DIRECTIONS: Repeat the material below exactly, with no pictures.

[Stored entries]
*****

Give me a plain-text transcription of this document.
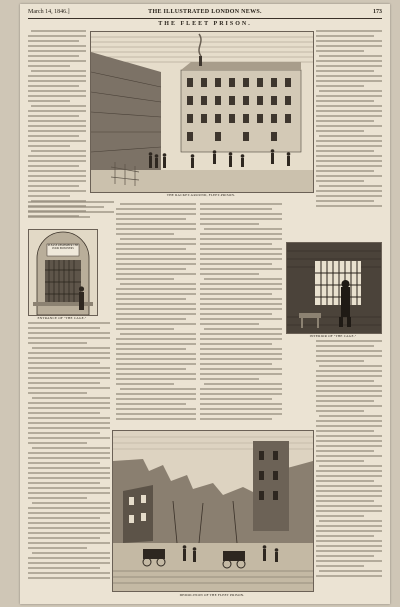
March 14, 1846.]	THE ILLUSTRATED LONDON NEWS.	173
THE FLEET PRISON.
THE RACKET-GROUND, FLEET-PRISON.
PLEASE REMEMBER THE POOR PRISONERS
ENTRANCE OF "THE CAGE."
INTERIOR OF "THE CAGE."
DEMOLITION OF THE FLEET PRISON.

*****

EXERCISE OUTPUT:
Give me a plain-text transcription of this document.
March 14, 1846.]	THE ILLUSTRATED LONDON NEWS.	173
THE FLEET PRISON.
THE RACKET-GROUND, FLEET-PRISON.
PLEASE REMEMBER THE POOR PRISONERS
ENTRANCE OF "THE CAGE."
INTERIOR OF "THE CAGE."
DEMOLITION OF THE FLEET PRISON.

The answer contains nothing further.